Brano di lettura -
GIOVANNI BIRINDELLI, 18.8.2012
(Original publication: L’Indipendenza – qui con un errata corrige)
In una recente intervista pubblicata sul settimanale Tempi, Mario Monti, a proposito dell’evasione fiscale, ha affermato: “Io penso che l’Italia si trova in uno stato di difficoltà soprattutto a causa di questo fenomeno e che si trova da questo punto di vista in uno «stato di guerra»”. Il richiamo allo “stato di guerra” (tra virgolette) per situazioni che di guerra non sono (se lo fossero occorrerebbe una formale dichiarazione di guerra con le annesse responsabilità, doveri e implicazioni) è uno strumento spesso usato da chi detiene il potere politico nelle democrazie totalitarie per giustificare misure speciali (o “strumenti forti”, così forti da rappresentare, nel caso dell’evasione fiscale oggi in Italia, uno “strappo allo stato di diritto” nelle parole del ‘garante’ della privacy Pizzetti). In fondo questo strumento è così comodo: consente di abbassare immediatamente gli standards di libertà dei cittadini con il loro stesso consenso (di ottenere da loro una specie di assegno in bianco), senza nessun costo e senza nessuna responsabilità. Che pacchia.

Insieme di dati -
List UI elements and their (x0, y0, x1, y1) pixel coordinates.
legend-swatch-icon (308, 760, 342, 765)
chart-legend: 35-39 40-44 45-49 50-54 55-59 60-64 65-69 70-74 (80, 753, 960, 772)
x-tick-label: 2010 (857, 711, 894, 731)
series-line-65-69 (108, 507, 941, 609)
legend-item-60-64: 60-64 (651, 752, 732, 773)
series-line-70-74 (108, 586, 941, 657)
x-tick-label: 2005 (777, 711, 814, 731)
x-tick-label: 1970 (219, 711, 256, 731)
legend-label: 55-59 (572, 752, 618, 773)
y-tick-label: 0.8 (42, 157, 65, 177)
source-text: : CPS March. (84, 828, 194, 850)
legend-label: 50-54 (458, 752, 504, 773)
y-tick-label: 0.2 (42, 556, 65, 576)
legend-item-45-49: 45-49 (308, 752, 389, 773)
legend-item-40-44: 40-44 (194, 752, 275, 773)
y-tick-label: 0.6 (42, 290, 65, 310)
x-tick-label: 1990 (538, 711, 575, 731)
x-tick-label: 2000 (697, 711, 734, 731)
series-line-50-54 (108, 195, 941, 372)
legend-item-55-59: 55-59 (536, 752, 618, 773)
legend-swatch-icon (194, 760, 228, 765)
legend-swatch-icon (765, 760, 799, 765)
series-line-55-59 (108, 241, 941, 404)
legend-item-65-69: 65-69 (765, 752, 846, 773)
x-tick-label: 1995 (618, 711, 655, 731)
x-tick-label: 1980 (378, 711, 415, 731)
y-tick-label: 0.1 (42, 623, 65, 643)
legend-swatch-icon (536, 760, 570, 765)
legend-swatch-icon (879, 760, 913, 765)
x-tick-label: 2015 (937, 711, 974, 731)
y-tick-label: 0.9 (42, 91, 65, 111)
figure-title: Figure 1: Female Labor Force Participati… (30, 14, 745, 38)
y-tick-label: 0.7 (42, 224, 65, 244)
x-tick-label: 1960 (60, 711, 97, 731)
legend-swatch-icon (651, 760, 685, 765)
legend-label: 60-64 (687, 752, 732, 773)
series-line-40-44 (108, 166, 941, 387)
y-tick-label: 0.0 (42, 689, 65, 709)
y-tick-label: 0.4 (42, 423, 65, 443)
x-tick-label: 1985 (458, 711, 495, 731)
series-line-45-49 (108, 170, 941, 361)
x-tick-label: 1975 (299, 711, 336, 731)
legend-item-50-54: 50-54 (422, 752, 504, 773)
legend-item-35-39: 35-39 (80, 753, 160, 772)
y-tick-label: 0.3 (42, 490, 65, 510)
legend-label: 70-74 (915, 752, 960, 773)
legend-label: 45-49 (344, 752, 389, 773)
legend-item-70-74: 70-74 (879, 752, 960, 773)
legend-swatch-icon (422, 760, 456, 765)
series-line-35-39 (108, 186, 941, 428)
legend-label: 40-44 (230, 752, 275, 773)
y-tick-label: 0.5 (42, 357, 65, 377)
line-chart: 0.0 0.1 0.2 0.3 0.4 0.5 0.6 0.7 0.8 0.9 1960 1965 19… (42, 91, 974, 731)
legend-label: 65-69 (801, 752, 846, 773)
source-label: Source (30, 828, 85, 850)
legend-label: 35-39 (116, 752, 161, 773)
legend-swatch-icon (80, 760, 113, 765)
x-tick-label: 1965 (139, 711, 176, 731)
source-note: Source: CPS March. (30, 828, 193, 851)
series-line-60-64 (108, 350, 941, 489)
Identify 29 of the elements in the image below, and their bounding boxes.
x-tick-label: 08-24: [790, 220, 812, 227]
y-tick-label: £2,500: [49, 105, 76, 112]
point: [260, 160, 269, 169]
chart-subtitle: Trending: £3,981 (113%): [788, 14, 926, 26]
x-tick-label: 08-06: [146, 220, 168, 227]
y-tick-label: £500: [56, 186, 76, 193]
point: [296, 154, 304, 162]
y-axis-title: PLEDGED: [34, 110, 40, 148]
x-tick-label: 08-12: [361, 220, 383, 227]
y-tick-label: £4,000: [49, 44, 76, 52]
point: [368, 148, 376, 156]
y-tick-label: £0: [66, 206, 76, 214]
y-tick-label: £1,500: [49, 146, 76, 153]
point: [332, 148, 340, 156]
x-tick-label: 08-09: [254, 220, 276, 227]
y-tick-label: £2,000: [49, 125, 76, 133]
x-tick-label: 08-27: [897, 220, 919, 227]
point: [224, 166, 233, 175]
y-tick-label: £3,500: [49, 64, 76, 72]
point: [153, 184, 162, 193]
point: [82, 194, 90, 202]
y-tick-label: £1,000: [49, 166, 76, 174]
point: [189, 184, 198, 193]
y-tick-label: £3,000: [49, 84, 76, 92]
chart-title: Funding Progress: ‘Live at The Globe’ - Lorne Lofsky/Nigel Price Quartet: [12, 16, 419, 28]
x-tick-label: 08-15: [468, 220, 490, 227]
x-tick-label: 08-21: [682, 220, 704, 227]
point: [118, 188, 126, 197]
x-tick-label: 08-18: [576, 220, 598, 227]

Consegna - Prosegui l'articolo sull'evasione fiscale e lo «stato di guerra» riprendendo subito dopo l'ultima frase. Le voci sono materiale a sé stante, separato dall'articolo sull'evasione fiscale.

Risultato -
Per capire la distanza che separa il nostro professorino da una persona capace di porsi il problema della rule of law (della sovranità della legge) e della libertà, può essere utile ascoltare o leggere (purtroppo solo in inglese sul sito della BBC) le tre lezioni di Eliza Munningham-Buller, ex direttore generale dei servizi di sicurezza britannici (MI5), su terrorismo, sicurezza e libertà (1, 2, 3). Due passaggi di queste lezioni sono particolarmente interessanti per il tema in questione.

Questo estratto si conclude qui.